Brief: Copy every line of the records below verbatim, in the same order, with nothing changed.

*** Supplied material ***

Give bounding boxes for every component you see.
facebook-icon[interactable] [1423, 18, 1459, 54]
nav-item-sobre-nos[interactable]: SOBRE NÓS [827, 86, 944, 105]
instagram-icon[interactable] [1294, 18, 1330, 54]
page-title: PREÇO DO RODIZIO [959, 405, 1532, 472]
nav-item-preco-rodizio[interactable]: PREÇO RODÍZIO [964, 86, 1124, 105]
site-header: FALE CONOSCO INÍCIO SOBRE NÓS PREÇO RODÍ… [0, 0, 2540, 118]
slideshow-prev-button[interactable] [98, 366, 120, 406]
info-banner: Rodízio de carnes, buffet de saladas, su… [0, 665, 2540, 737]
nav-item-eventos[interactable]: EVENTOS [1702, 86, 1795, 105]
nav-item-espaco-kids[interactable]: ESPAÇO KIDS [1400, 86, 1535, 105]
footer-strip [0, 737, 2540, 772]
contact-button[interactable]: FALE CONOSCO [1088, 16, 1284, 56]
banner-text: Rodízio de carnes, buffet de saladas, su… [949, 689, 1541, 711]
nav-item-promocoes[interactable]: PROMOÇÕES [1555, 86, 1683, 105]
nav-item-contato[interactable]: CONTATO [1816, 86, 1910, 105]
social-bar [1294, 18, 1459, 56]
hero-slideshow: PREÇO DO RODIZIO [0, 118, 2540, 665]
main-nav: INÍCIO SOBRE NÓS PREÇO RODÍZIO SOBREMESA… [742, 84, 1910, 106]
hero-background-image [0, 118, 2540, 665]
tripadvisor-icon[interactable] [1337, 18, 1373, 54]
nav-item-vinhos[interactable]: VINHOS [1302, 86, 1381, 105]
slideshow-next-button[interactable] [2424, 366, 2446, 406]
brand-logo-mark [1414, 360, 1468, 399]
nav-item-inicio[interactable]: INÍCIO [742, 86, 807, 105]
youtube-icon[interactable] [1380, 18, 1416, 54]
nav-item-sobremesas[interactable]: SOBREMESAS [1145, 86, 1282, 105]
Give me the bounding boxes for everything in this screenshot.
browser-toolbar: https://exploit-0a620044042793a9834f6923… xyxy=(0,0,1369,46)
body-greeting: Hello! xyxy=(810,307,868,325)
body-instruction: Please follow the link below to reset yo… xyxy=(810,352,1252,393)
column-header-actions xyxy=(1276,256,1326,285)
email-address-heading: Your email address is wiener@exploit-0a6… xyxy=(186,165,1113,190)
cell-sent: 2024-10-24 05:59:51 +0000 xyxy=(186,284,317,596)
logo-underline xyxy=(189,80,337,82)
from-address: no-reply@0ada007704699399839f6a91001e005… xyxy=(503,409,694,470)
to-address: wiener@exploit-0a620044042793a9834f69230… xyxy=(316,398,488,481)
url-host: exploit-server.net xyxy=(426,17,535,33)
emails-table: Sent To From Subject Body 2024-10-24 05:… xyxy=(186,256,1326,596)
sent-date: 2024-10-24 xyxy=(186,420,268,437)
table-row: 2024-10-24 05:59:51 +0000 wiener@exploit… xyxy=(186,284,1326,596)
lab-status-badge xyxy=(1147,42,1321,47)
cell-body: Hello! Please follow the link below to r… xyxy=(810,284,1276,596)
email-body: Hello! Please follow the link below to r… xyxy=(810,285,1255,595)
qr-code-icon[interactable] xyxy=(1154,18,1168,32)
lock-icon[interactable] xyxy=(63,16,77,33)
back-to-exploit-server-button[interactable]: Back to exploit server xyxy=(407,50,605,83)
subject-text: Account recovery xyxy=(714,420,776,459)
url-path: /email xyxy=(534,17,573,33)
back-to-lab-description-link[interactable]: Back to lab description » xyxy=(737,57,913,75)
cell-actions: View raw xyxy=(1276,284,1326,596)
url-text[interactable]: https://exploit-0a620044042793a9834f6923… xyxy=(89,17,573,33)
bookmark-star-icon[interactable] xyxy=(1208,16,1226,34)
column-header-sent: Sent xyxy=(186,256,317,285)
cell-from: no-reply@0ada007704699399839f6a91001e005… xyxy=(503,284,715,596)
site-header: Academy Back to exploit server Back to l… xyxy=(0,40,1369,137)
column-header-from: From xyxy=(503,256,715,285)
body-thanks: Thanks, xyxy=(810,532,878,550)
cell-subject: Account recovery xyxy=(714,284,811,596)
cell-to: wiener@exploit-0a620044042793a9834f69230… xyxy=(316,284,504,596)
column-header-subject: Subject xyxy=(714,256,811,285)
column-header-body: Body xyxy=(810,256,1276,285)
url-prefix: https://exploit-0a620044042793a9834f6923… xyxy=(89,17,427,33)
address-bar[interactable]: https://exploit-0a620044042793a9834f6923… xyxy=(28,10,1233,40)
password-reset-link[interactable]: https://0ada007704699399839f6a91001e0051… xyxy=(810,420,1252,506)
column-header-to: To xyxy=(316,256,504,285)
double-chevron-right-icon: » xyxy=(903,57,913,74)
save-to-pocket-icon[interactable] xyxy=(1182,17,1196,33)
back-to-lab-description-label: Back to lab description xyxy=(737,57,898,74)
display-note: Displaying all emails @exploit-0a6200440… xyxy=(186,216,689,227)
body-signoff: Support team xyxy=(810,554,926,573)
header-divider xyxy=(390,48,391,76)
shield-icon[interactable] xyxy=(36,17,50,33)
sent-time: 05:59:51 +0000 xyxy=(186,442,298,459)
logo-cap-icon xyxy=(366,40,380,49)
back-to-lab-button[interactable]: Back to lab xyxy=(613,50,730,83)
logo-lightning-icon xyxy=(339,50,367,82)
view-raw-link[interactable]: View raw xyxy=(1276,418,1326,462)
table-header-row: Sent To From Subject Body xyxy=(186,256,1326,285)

***

Correct output:
Give bounding boxes for every component you see.
facebook-icon[interactable] [1423, 18, 1459, 54]
nav-item-sobre-nos[interactable]: SOBRE NÓS [827, 86, 944, 105]
instagram-icon[interactable] [1294, 18, 1330, 54]
page-title: PREÇO DO RODIZIO [959, 405, 1532, 472]
nav-item-preco-rodizio[interactable]: PREÇO RODÍZIO [964, 86, 1124, 105]
site-header: FALE CONOSCO INÍCIO SOBRE NÓS PREÇO RODÍ… [0, 0, 2540, 118]
slideshow-prev-button[interactable] [98, 366, 120, 406]
info-banner: Rodízio de carnes, buffet de saladas, su… [0, 665, 2540, 737]
nav-item-eventos[interactable]: EVENTOS [1702, 86, 1795, 105]
nav-item-espaco-kids[interactable]: ESPAÇO KIDS [1400, 86, 1535, 105]
footer-strip [0, 737, 2540, 772]
contact-button[interactable]: FALE CONOSCO [1088, 16, 1284, 56]
banner-text: Rodízio de carnes, buffet de saladas, su… [949, 689, 1541, 711]
nav-item-promocoes[interactable]: PROMOÇÕES [1555, 86, 1683, 105]
nav-item-contato[interactable]: CONTATO [1816, 86, 1910, 105]
social-bar [1294, 18, 1459, 56]
hero-slideshow: PREÇO DO RODIZIO [0, 118, 2540, 665]
main-nav: INÍCIO SOBRE NÓS PREÇO RODÍZIO SOBREMESA… [742, 84, 1910, 106]
hero-background-image [0, 118, 2540, 665]
tripadvisor-icon[interactable] [1337, 18, 1373, 54]
nav-item-vinhos[interactable]: VINHOS [1302, 86, 1381, 105]
slideshow-next-button[interactable] [2424, 366, 2446, 406]
brand-logo-mark [1414, 360, 1468, 399]
nav-item-inicio[interactable]: INÍCIO [742, 86, 807, 105]
youtube-icon[interactable] [1380, 18, 1416, 54]
nav-item-sobremesas[interactable]: SOBREMESAS [1145, 86, 1282, 105]
Give me the bounding boxes for everything in this screenshot.
browser-toolbar: https://exploit-0a620044042793a9834f6923… xyxy=(0,0,1369,46)
body-greeting: Hello! xyxy=(810,307,868,325)
body-instruction: Please follow the link below to reset yo… xyxy=(810,352,1252,393)
column-header-actions xyxy=(1276,256,1326,285)
email-address-heading: Your email address is wiener@exploit-0a6… xyxy=(186,165,1113,190)
cell-sent: 2024-10-24 05:59:51 +0000 xyxy=(186,284,317,596)
logo-underline xyxy=(189,80,337,82)
from-address: no-reply@0ada007704699399839f6a91001e005… xyxy=(503,409,694,470)
to-address: wiener@exploit-0a620044042793a9834f69230… xyxy=(316,398,488,481)
url-host: exploit-server.net xyxy=(426,17,535,33)
emails-table: Sent To From Subject Body 2024-10-24 05:… xyxy=(186,256,1326,596)
sent-date: 2024-10-24 xyxy=(186,420,268,437)
table-row: 2024-10-24 05:59:51 +0000 wiener@exploit… xyxy=(186,284,1326,596)
lab-status-badge xyxy=(1147,42,1321,47)
cell-body: Hello! Please follow the link below to r… xyxy=(810,284,1276,596)
email-body: Hello! Please follow the link below to r… xyxy=(810,285,1255,595)
qr-code-icon[interactable] xyxy=(1154,18,1168,32)
lock-icon[interactable] xyxy=(63,16,77,33)
back-to-exploit-server-button[interactable]: Back to exploit server xyxy=(407,50,605,83)
subject-text: Account recovery xyxy=(714,420,776,459)
url-path: /email xyxy=(534,17,573,33)
back-to-lab-description-link[interactable]: Back to lab description » xyxy=(737,57,913,75)
cell-actions: View raw xyxy=(1276,284,1326,596)
url-text[interactable]: https://exploit-0a620044042793a9834f6923… xyxy=(89,17,573,33)
bookmark-star-icon[interactable] xyxy=(1208,16,1226,34)
column-header-sent: Sent xyxy=(186,256,317,285)
cell-from: no-reply@0ada007704699399839f6a91001e005… xyxy=(503,284,715,596)
site-header: Academy Back to exploit server Back to l… xyxy=(0,40,1369,137)
column-header-from: From xyxy=(503,256,715,285)
body-thanks: Thanks, xyxy=(810,532,878,550)
cell-subject: Account recovery xyxy=(714,284,811,596)
cell-to: wiener@exploit-0a620044042793a9834f69230… xyxy=(316,284,504,596)
column-header-subject: Subject xyxy=(714,256,811,285)
column-header-body: Body xyxy=(810,256,1276,285)
url-prefix: https://exploit-0a620044042793a9834f6923… xyxy=(89,17,427,33)
address-bar[interactable]: https://exploit-0a620044042793a9834f6923… xyxy=(28,10,1233,40)
password-reset-link[interactable]: https://0ada007704699399839f6a91001e0051… xyxy=(810,420,1252,506)
column-header-to: To xyxy=(316,256,504,285)
double-chevron-right-icon: » xyxy=(903,57,913,74)
save-to-pocket-icon[interactable] xyxy=(1182,17,1196,33)
back-to-lab-description-label: Back to lab description xyxy=(737,57,898,74)
display-note: Displaying all emails @exploit-0a6200440… xyxy=(186,216,689,227)
body-signoff: Support team xyxy=(810,554,926,573)
header-divider xyxy=(390,48,391,76)
shield-icon[interactable] xyxy=(36,17,50,33)
sent-time: 05:59:51 +0000 xyxy=(186,442,298,459)
logo-cap-icon xyxy=(366,40,380,49)
back-to-lab-button[interactable]: Back to lab xyxy=(613,50,730,83)
logo-lightning-icon xyxy=(339,50,367,82)
view-raw-link[interactable]: View raw xyxy=(1276,418,1326,462)
table-header-row: Sent To From Subject Body xyxy=(186,256,1326,285)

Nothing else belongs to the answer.